(Records about charts and figures)
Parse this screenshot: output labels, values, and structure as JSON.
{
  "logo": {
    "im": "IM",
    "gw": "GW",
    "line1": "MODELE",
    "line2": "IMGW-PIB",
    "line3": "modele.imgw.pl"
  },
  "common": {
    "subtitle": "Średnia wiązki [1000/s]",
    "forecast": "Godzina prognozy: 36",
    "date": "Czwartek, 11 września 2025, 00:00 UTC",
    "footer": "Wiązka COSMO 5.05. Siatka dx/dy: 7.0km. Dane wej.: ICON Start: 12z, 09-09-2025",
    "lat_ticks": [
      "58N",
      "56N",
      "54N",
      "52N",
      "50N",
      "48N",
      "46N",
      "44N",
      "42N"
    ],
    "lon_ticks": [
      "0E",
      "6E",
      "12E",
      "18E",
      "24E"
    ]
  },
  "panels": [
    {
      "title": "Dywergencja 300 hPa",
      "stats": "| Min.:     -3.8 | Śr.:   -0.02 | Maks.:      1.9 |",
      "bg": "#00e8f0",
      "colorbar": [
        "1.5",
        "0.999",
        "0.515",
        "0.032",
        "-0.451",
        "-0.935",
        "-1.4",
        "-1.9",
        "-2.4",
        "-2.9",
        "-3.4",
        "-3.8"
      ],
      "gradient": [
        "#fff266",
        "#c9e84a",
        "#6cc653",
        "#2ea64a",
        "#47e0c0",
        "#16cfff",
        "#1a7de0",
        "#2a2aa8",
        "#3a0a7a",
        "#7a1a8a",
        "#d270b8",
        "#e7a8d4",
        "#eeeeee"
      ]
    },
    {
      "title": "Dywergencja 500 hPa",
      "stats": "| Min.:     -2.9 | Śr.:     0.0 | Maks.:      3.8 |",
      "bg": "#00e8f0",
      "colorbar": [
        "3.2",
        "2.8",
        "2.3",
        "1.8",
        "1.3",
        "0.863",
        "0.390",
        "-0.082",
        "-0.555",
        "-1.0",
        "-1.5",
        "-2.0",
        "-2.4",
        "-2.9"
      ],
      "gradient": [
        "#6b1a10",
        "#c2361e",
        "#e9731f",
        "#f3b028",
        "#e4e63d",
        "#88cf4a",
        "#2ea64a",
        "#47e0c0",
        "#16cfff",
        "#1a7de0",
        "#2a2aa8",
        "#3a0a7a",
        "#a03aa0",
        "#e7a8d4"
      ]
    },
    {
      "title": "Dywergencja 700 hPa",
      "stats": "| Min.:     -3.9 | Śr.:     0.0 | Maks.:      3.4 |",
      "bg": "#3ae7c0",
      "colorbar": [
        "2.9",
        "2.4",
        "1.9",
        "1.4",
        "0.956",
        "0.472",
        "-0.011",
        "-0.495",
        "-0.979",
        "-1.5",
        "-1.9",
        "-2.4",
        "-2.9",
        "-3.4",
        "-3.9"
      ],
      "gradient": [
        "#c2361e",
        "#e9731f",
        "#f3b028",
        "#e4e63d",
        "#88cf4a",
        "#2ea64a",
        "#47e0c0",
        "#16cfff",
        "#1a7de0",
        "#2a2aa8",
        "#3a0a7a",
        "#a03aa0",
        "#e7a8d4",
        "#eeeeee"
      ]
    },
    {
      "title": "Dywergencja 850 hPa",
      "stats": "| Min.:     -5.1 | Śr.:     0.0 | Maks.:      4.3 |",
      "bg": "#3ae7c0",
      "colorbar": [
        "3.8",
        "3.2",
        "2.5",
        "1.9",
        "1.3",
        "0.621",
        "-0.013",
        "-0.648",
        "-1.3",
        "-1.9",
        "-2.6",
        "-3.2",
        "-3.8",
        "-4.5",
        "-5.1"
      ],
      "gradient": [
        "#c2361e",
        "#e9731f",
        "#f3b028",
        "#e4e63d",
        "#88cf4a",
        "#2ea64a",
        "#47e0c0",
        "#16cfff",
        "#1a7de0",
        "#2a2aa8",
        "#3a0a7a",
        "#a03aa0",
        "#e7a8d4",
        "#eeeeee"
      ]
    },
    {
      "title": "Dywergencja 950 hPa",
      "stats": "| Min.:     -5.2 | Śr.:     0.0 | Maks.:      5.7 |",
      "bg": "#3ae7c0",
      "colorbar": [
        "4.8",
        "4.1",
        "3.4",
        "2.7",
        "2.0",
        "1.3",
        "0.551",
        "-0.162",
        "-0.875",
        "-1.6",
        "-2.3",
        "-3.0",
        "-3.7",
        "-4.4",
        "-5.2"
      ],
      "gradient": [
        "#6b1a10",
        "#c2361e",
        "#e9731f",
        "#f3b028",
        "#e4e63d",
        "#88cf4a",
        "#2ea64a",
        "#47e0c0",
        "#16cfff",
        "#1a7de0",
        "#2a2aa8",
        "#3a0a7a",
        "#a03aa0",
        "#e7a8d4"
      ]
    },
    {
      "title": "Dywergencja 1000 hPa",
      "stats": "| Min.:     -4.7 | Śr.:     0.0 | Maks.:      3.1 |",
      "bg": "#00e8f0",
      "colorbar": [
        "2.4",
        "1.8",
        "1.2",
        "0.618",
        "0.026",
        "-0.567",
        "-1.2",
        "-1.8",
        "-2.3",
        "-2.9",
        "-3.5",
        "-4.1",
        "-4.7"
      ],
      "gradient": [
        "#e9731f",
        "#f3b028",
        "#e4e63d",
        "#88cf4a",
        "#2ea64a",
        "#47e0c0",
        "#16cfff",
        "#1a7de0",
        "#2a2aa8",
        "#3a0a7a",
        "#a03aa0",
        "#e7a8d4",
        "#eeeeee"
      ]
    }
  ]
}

* _Exercise details_:
Display every line of the listing that contains the string "Dywergencja".

* _Problem solution_:
      "title": "Dywergencja 300 hPa",
      "title": "Dywergencja 500 hPa",
      "title": "Dywergencja 700 hPa",
      "title": "Dywergencja 850 hPa",
      "title": "Dywergencja 950 hPa",
      "title": "Dywergencja 1000 hPa",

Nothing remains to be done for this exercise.